* start Dataset records *

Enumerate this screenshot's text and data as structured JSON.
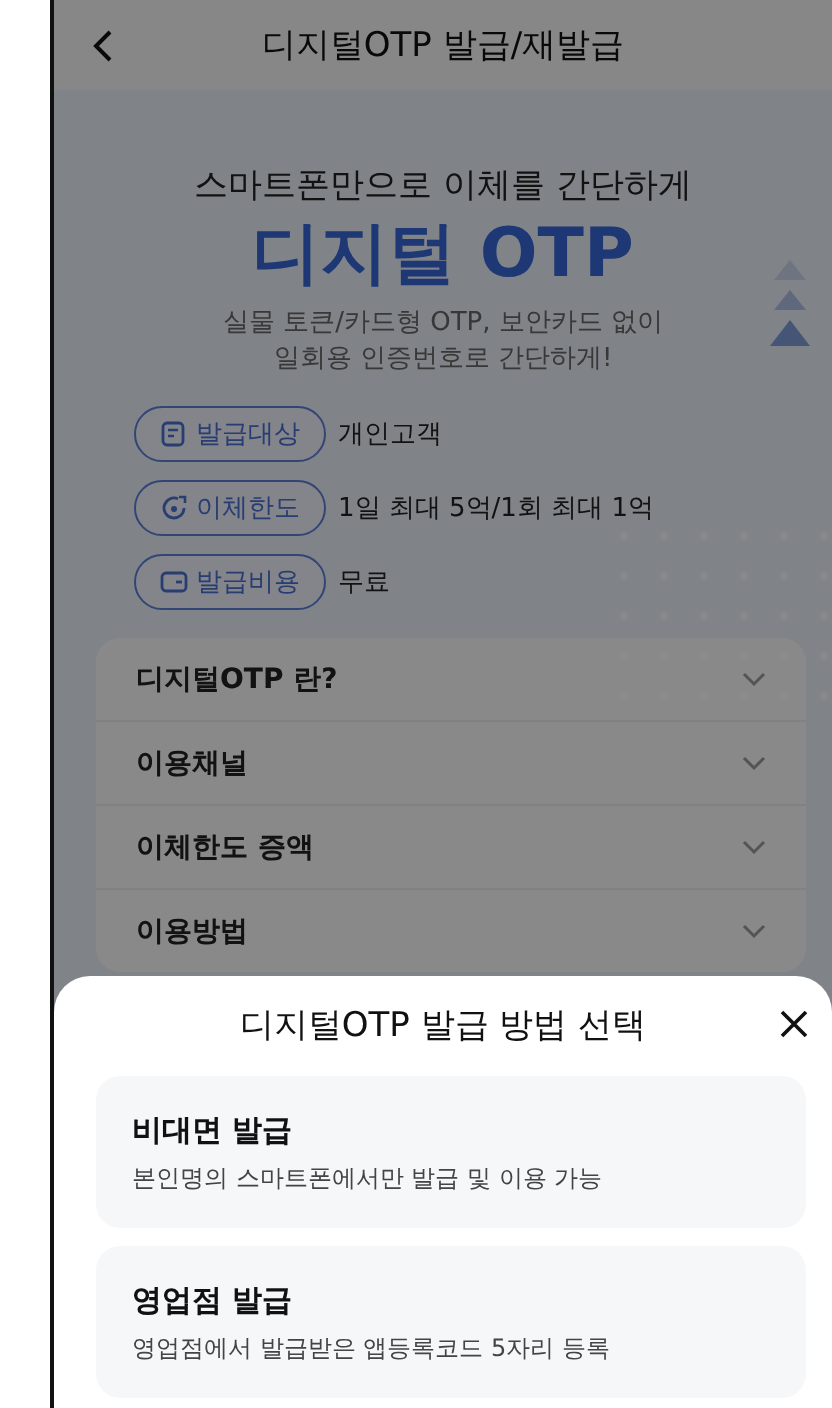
{
  "header": {
    "title": "디지털OTP 발급/재발급"
  },
  "hero": {
    "subtitle": "스마트폰만으로 이체를 간단하게",
    "title": "디지털 OTP",
    "description": [
      "실물 토큰/카드형 OTP, 보안카드 없이",
      "일회용 인증번호로 간단하게!"
    ]
  },
  "info": [
    {
      "kind": "target",
      "label": "발급대상",
      "value": "개인고객"
    },
    {
      "kind": "limit",
      "label": "이체한도",
      "value": "1일 최대 5억/1회 최대 1억"
    },
    {
      "kind": "cost",
      "label": "발급비용",
      "value": "무료"
    }
  ],
  "accordion": [
    {
      "label": "디지털OTP 란?",
      "expanded": false
    },
    {
      "label": "이용채널",
      "expanded": false
    },
    {
      "label": "이체한도 증액",
      "expanded": false
    },
    {
      "label": "이용방법",
      "expanded": false
    }
  ],
  "sheet": {
    "title": "디지털OTP 발급 방법 선택",
    "options": [
      {
        "title": "비대면 발급",
        "description": "본인명의 스마트폰에서만 발급 및 이용 가능"
      },
      {
        "title": "영업점 발급",
        "description": "영업점에서 발급받은 앱등록코드 5자리 등록"
      }
    ]
  }
}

* end Dataset records *

Reproduce the whole listing word for word, setting aside any pictures.

• Finished exercise:
Enumerate this screenshot's text and data as structured JSON.
{
  "header": {
    "title": "디지털OTP 발급/재발급"
  },
  "hero": {
    "subtitle": "스마트폰만으로 이체를 간단하게",
    "title": "디지털 OTP",
    "description": [
      "실물 토큰/카드형 OTP, 보안카드 없이",
      "일회용 인증번호로 간단하게!"
    ]
  },
  "info": [
    {
      "kind": "target",
      "label": "발급대상",
      "value": "개인고객"
    },
    {
      "kind": "limit",
      "label": "이체한도",
      "value": "1일 최대 5억/1회 최대 1억"
    },
    {
      "kind": "cost",
      "label": "발급비용",
      "value": "무료"
    }
  ],
  "accordion": [
    {
      "label": "디지털OTP 란?",
      "expanded": false
    },
    {
      "label": "이용채널",
      "expanded": false
    },
    {
      "label": "이체한도 증액",
      "expanded": false
    },
    {
      "label": "이용방법",
      "expanded": false
    }
  ],
  "sheet": {
    "title": "디지털OTP 발급 방법 선택",
    "options": [
      {
        "title": "비대면 발급",
        "description": "본인명의 스마트폰에서만 발급 및 이용 가능"
      },
      {
        "title": "영업점 발급",
        "description": "영업점에서 발급받은 앱등록코드 5자리 등록"
      }
    ]
  }
}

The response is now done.